## Text passage
October 31, 2009 by James Hale · Leave a Comment 

Nicola Horlick, the fund manager, has gone into talks with Aberdeen Asset Management about selling her company’s most valuable contract, The Times has learnt.
Aberdeen and Ms Horlick’s company, Bramdean Asset Management, have been discussing a possible sale of the contract to manage Bramdean Alternatives, the listed investment trust that was at the centre of a shareholder row last year. The talks are at an extremely sensitive stage and could still collapse.
When contacted by The Times last week, Ms Horlick did not deny that talks to sell the management contract had taken place, but she emphasised that no deal had been agreed.
She was at pains to stress that she would neither sell her fund management company nor cede control to an outside party “while my body still draws breath”.

A spokesman for Bramdean Asset Management was unavailable for comment last night. However, it is understood that Ms Horlick would be prepared to sell the contract at the right price.

## Records shown

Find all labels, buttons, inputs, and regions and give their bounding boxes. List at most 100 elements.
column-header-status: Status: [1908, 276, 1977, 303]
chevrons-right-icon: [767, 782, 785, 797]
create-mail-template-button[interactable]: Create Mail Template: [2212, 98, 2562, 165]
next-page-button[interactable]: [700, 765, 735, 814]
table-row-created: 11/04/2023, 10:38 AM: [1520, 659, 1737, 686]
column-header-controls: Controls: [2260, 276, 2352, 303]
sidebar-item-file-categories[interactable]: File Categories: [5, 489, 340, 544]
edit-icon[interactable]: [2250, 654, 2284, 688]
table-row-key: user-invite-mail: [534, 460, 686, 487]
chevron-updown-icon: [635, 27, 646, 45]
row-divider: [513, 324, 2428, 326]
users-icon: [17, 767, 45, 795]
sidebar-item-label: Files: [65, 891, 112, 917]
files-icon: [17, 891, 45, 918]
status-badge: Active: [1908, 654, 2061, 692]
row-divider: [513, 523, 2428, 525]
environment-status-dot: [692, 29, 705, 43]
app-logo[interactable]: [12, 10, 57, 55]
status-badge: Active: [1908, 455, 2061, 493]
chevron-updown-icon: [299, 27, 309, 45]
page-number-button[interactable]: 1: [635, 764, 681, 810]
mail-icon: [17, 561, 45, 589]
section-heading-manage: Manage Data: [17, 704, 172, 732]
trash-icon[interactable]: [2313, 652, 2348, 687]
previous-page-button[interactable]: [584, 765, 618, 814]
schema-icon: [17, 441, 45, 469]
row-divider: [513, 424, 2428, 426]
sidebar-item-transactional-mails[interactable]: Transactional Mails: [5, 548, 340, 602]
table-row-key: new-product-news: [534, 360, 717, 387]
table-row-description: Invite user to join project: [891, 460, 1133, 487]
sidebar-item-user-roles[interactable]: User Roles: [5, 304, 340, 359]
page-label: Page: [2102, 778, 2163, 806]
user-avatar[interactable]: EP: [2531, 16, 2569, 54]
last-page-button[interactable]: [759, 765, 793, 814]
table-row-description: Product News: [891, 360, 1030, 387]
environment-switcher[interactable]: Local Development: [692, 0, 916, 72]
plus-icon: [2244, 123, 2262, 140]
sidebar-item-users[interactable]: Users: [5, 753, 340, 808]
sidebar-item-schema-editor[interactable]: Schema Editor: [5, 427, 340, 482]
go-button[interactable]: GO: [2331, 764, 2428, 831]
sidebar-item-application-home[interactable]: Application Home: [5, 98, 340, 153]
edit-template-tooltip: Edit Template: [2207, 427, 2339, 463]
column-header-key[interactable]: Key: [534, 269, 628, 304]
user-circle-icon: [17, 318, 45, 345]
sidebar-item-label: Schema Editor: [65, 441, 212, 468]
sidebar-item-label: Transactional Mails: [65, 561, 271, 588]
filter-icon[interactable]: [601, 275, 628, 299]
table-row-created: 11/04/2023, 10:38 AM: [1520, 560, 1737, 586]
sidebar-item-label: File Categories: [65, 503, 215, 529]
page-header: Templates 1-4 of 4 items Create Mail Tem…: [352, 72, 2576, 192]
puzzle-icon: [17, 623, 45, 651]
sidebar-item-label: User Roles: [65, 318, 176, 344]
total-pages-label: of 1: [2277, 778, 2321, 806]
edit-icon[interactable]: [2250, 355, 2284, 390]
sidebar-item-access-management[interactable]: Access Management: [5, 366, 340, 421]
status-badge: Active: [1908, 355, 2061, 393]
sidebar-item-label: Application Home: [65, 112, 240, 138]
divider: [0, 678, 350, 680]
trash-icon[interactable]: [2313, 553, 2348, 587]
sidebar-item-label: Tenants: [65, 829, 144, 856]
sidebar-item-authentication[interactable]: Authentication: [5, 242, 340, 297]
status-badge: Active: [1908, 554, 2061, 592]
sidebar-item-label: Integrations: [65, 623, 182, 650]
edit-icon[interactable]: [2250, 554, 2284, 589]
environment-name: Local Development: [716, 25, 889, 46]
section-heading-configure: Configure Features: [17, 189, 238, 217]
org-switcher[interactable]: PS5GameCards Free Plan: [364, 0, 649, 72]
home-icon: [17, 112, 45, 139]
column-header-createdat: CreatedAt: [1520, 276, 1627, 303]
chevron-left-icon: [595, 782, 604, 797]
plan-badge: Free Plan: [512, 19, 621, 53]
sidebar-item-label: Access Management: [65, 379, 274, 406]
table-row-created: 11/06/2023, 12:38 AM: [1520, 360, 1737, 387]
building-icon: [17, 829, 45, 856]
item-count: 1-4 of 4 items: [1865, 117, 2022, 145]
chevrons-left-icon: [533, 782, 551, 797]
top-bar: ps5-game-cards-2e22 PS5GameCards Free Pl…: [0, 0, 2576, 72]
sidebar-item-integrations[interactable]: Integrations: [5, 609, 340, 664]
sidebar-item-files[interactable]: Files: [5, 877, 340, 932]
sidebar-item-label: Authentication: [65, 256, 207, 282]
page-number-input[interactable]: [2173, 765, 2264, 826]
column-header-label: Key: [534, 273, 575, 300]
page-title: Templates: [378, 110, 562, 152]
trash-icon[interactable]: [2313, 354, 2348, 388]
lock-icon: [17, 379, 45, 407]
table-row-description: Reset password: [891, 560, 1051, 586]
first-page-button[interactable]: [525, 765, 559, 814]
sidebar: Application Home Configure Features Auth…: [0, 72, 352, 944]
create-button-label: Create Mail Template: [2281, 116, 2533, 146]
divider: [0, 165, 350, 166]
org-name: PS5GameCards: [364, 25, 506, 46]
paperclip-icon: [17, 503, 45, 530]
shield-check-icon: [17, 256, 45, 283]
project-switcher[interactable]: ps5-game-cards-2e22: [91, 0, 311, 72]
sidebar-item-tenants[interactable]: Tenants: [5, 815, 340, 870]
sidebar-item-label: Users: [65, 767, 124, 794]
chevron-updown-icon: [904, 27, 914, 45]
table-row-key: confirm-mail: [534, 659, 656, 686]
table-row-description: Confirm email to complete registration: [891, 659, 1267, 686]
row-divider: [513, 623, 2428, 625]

## Task instructions
1. List every company, publication or investment trust named in the Bramdean article.
2. Summarize the Bramdean article in two sentences.
3. Reproduce everything in the Bramdean article from "Nicola Horlick, the" down to "could still collapse.".
Work only from the Bramdean article, not from the records.

## Expected responses
1.
Aberdeen Asset Management
The Times
Bramdean Asset Management
Bramdean Alternatives

2. Nicola Horlick's company, Bramdean Asset Management, has been in talks with Aberdeen Asset Management about selling the contract to manage Bramdean Alternatives, though no deal has been agreed and the talks could still collapse. Ms Horlick said she would never sell her fund management company or cede control of it, but she is understood to be willing to sell the contract at the right price.

3.
Nicola Horlick, the fund manager, has gone into talks with Aberdeen Asset Management about selling her company’s most valuable contract, The Times has learnt.
Aberdeen and Ms Horlick’s company, Bramdean Asset Management, have been discussing a possible sale of the contract to manage Bramdean Alternatives, the listed investment trust that was at the centre of a shareholder row last year. The talks are at an extremely sensitive stage and could still collapse.